[START Data supplied]

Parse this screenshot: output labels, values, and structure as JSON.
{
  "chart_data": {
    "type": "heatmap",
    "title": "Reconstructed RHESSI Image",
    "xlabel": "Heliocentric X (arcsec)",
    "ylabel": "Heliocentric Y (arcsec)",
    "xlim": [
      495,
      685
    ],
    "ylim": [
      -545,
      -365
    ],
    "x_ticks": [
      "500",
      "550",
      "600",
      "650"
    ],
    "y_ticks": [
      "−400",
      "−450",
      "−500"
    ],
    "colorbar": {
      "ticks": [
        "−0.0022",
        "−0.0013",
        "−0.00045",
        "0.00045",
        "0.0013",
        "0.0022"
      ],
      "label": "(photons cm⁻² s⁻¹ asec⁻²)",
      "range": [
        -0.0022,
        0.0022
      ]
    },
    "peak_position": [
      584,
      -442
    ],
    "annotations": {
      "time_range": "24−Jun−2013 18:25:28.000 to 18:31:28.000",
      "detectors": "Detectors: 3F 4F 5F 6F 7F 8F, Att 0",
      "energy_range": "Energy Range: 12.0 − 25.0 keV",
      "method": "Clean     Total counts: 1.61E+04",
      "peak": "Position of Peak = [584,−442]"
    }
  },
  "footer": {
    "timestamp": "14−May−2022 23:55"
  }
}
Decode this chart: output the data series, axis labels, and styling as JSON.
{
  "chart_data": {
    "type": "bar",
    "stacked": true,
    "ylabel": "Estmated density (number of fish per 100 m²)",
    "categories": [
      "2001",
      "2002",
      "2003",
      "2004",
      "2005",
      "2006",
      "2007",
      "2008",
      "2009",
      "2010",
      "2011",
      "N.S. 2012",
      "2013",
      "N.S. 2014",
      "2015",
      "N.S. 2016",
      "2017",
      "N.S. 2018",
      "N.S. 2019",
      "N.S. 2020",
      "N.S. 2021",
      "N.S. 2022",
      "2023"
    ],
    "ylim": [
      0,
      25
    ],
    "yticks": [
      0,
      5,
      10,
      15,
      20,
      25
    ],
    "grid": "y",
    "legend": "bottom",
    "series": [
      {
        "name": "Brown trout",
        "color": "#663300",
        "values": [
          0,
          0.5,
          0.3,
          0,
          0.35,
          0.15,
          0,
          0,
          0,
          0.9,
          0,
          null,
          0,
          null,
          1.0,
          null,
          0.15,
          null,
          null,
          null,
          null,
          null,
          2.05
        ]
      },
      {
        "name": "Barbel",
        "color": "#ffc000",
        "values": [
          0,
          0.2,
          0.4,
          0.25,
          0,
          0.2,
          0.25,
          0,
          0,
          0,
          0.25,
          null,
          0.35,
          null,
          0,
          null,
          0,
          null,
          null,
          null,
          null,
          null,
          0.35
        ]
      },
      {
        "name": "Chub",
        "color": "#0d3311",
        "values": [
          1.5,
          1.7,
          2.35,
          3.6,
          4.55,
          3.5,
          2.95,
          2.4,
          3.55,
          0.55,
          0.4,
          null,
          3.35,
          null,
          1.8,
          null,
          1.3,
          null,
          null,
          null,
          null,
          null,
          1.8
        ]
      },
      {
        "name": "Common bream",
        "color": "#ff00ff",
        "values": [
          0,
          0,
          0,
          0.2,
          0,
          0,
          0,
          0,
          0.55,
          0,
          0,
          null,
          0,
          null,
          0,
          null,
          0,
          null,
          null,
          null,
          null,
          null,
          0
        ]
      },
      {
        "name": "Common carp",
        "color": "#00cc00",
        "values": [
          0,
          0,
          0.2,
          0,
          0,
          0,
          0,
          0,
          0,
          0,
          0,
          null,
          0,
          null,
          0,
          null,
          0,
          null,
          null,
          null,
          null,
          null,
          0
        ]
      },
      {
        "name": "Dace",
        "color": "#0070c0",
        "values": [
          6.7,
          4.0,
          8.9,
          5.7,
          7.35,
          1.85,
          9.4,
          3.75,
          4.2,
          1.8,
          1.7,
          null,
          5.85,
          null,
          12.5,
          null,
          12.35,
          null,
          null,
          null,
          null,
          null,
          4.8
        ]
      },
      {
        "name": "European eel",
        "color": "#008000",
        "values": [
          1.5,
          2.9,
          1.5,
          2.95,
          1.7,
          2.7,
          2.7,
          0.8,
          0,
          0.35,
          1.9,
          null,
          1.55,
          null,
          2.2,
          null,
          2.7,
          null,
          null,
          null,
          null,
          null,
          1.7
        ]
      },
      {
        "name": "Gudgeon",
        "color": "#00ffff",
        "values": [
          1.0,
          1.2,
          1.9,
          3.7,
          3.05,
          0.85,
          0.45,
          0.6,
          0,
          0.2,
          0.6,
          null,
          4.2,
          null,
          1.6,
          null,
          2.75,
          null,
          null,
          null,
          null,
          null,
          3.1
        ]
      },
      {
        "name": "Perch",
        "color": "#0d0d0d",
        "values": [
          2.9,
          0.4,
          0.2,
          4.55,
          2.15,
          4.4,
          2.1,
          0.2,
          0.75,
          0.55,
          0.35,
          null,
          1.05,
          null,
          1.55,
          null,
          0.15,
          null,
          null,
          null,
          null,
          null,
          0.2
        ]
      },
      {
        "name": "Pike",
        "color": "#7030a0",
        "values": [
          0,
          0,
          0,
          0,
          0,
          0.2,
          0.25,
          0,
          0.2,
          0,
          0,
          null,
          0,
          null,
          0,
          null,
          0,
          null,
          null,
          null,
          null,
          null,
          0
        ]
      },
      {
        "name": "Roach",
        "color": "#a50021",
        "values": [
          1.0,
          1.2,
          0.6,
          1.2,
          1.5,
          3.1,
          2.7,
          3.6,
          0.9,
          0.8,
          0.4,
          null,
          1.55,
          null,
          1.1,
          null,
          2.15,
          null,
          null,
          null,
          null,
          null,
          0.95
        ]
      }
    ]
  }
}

[END Data supplied]

**The request:** Type out the full listing again, exactly as given.

**Solution:**
Parse this screenshot: output labels, values, and structure as JSON.
{
  "chart_data": {
    "type": "heatmap",
    "title": "Reconstructed RHESSI Image",
    "xlabel": "Heliocentric X (arcsec)",
    "ylabel": "Heliocentric Y (arcsec)",
    "xlim": [
      495,
      685
    ],
    "ylim": [
      -545,
      -365
    ],
    "x_ticks": [
      "500",
      "550",
      "600",
      "650"
    ],
    "y_ticks": [
      "−400",
      "−450",
      "−500"
    ],
    "colorbar": {
      "ticks": [
        "−0.0022",
        "−0.0013",
        "−0.00045",
        "0.00045",
        "0.0013",
        "0.0022"
      ],
      "label": "(photons cm⁻² s⁻¹ asec⁻²)",
      "range": [
        -0.0022,
        0.0022
      ]
    },
    "peak_position": [
      584,
      -442
    ],
    "annotations": {
      "time_range": "24−Jun−2013 18:25:28.000 to 18:31:28.000",
      "detectors": "Detectors: 3F 4F 5F 6F 7F 8F, Att 0",
      "energy_range": "Energy Range: 12.0 − 25.0 keV",
      "method": "Clean     Total counts: 1.61E+04",
      "peak": "Position of Peak = [584,−442]"
    }
  },
  "footer": {
    "timestamp": "14−May−2022 23:55"
  }
}
Decode this chart: output the data series, axis labels, and styling as JSON.
{
  "chart_data": {
    "type": "bar",
    "stacked": true,
    "ylabel": "Estmated density (number of fish per 100 m²)",
    "categories": [
      "2001",
      "2002",
      "2003",
      "2004",
      "2005",
      "2006",
      "2007",
      "2008",
      "2009",
      "2010",
      "2011",
      "N.S. 2012",
      "2013",
      "N.S. 2014",
      "2015",
      "N.S. 2016",
      "2017",
      "N.S. 2018",
      "N.S. 2019",
      "N.S. 2020",
      "N.S. 2021",
      "N.S. 2022",
      "2023"
    ],
    "ylim": [
      0,
      25
    ],
    "yticks": [
      0,
      5,
      10,
      15,
      20,
      25
    ],
    "grid": "y",
    "legend": "bottom",
    "series": [
      {
        "name": "Brown trout",
        "color": "#663300",
        "values": [
          0,
          0.5,
          0.3,
          0,
          0.35,
          0.15,
          0,
          0,
          0,
          0.9,
          0,
          null,
          0,
          null,
          1.0,
          null,
          0.15,
          null,
          null,
          null,
          null,
          null,
          2.05
        ]
      },
      {
        "name": "Barbel",
        "color": "#ffc000",
        "values": [
          0,
          0.2,
          0.4,
          0.25,
          0,
          0.2,
          0.25,
          0,
          0,
          0,
          0.25,
          null,
          0.35,
          null,
          0,
          null,
          0,
          null,
          null,
          null,
          null,
          null,
          0.35
        ]
      },
      {
        "name": "Chub",
        "color": "#0d3311",
        "values": [
          1.5,
          1.7,
          2.35,
          3.6,
          4.55,
          3.5,
          2.95,
          2.4,
          3.55,
          0.55,
          0.4,
          null,
          3.35,
          null,
          1.8,
          null,
          1.3,
          null,
          null,
          null,
          null,
          null,
          1.8
        ]
      },
      {
        "name": "Common bream",
        "color": "#ff00ff",
        "values": [
          0,
          0,
          0,
          0.2,
          0,
          0,
          0,
          0,
          0.55,
          0,
          0,
          null,
          0,
          null,
          0,
          null,
          0,
          null,
          null,
          null,
          null,
          null,
          0
        ]
      },
      {
        "name": "Common carp",
        "color": "#00cc00",
        "values": [
          0,
          0,
          0.2,
          0,
          0,
          0,
          0,
          0,
          0,
          0,
          0,
          null,
          0,
          null,
          0,
          null,
          0,
          null,
          null,
          null,
          null,
          null,
          0
        ]
      },
      {
        "name": "Dace",
        "color": "#0070c0",
        "values": [
          6.7,
          4.0,
          8.9,
          5.7,
          7.35,
          1.85,
          9.4,
          3.75,
          4.2,
          1.8,
          1.7,
          null,
          5.85,
          null,
          12.5,
          null,
          12.35,
          null,
          null,
          null,
          null,
          null,
          4.8
        ]
      },
      {
        "name": "European eel",
        "color": "#008000",
        "values": [
          1.5,
          2.9,
          1.5,
          2.95,
          1.7,
          2.7,
          2.7,
          0.8,
          0,
          0.35,
          1.9,
          null,
          1.55,
          null,
          2.2,
          null,
          2.7,
          null,
          null,
          null,
          null,
          null,
          1.7
        ]
      },
      {
        "name": "Gudgeon",
        "color": "#00ffff",
        "values": [
          1.0,
          1.2,
          1.9,
          3.7,
          3.05,
          0.85,
          0.45,
          0.6,
          0,
          0.2,
          0.6,
          null,
          4.2,
          null,
          1.6,
          null,
          2.75,
          null,
          null,
          null,
          null,
          null,
          3.1
        ]
      },
      {
        "name": "Perch",
        "color": "#0d0d0d",
        "values": [
          2.9,
          0.4,
          0.2,
          4.55,
          2.15,
          4.4,
          2.1,
          0.2,
          0.75,
          0.55,
          0.35,
          null,
          1.05,
          null,
          1.55,
          null,
          0.15,
          null,
          null,
          null,
          null,
          null,
          0.2
        ]
      },
      {
        "name": "Pike",
        "color": "#7030a0",
        "values": [
          0,
          0,
          0,
          0,
          0,
          0.2,
          0.25,
          0,
          0.2,
          0,
          0,
          null,
          0,
          null,
          0,
          null,
          0,
          null,
          null,
          null,
          null,
          null,
          0
        ]
      },
      {
        "name": "Roach",
        "color": "#a50021",
        "values": [
          1.0,
          1.2,
          0.6,
          1.2,
          1.5,
          3.1,
          2.7,
          3.6,
          0.9,
          0.8,
          0.4,
          null,
          1.55,
          null,
          1.1,
          null,
          2.15,
          null,
          null,
          null,
          null,
          null,
          0.95
        ]
      }
    ]
  }
}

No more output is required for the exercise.